(Recorded data)
--- START ---
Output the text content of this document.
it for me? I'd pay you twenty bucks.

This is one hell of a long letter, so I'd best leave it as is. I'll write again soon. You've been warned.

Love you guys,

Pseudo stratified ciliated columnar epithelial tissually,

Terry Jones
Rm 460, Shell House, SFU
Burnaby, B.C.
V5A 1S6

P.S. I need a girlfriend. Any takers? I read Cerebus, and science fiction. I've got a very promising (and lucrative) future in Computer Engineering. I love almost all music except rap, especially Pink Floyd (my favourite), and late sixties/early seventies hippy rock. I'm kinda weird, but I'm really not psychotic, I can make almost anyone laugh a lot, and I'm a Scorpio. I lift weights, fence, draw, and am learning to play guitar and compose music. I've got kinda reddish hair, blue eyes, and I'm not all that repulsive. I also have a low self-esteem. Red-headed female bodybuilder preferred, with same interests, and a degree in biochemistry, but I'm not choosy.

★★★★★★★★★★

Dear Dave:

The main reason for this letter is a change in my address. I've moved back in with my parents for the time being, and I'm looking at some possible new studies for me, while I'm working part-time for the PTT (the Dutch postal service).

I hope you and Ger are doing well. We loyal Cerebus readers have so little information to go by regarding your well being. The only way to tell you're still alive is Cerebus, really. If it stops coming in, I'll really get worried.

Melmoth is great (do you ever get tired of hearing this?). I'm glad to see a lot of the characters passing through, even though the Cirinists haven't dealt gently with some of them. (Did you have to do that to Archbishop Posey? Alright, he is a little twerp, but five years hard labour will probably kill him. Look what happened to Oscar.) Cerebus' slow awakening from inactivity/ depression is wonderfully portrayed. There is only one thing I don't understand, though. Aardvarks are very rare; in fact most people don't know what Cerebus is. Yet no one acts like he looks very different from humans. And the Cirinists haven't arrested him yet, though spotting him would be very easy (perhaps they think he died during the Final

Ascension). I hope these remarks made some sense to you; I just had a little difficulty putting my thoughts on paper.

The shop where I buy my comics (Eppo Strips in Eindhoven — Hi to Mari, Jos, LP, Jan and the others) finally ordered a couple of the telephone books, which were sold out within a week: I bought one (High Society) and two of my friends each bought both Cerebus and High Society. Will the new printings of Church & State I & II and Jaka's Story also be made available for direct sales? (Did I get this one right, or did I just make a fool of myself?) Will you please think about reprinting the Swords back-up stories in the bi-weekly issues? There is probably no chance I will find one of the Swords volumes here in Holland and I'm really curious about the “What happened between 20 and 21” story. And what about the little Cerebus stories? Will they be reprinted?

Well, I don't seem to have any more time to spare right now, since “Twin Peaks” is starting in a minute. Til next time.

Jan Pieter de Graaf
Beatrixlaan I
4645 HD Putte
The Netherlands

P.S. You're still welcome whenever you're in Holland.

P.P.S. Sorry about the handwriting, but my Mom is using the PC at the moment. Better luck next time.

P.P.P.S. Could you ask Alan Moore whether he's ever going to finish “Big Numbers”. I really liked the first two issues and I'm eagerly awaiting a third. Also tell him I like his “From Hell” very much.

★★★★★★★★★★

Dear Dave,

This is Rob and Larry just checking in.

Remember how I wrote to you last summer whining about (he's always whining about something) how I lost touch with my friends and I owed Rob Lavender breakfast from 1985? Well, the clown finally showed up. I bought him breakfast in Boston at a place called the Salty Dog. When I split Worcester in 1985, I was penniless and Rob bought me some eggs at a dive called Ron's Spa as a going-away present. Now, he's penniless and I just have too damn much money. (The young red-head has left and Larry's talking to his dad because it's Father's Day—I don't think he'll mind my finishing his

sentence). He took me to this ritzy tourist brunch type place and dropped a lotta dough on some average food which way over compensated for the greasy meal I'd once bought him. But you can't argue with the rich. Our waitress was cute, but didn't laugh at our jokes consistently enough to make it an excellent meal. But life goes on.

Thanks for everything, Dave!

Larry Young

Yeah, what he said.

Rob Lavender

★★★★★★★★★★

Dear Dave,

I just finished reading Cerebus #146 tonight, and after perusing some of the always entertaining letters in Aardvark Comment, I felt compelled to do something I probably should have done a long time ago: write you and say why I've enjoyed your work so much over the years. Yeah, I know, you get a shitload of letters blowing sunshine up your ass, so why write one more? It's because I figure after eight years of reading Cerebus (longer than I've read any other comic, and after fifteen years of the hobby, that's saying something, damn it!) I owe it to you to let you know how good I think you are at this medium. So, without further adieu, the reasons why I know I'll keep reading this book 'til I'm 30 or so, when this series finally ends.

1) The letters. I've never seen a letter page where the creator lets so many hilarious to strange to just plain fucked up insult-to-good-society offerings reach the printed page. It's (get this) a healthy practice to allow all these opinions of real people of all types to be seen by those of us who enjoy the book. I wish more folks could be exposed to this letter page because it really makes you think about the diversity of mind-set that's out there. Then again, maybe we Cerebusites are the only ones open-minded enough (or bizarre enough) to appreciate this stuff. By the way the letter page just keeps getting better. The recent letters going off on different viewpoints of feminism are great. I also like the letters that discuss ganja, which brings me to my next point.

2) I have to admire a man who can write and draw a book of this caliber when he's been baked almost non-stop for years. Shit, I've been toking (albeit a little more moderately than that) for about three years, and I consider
--- END ---
What is being asked
Of all the lines in the entries, how many contain the word "Lavender"? Give only the number.

Exercise result
2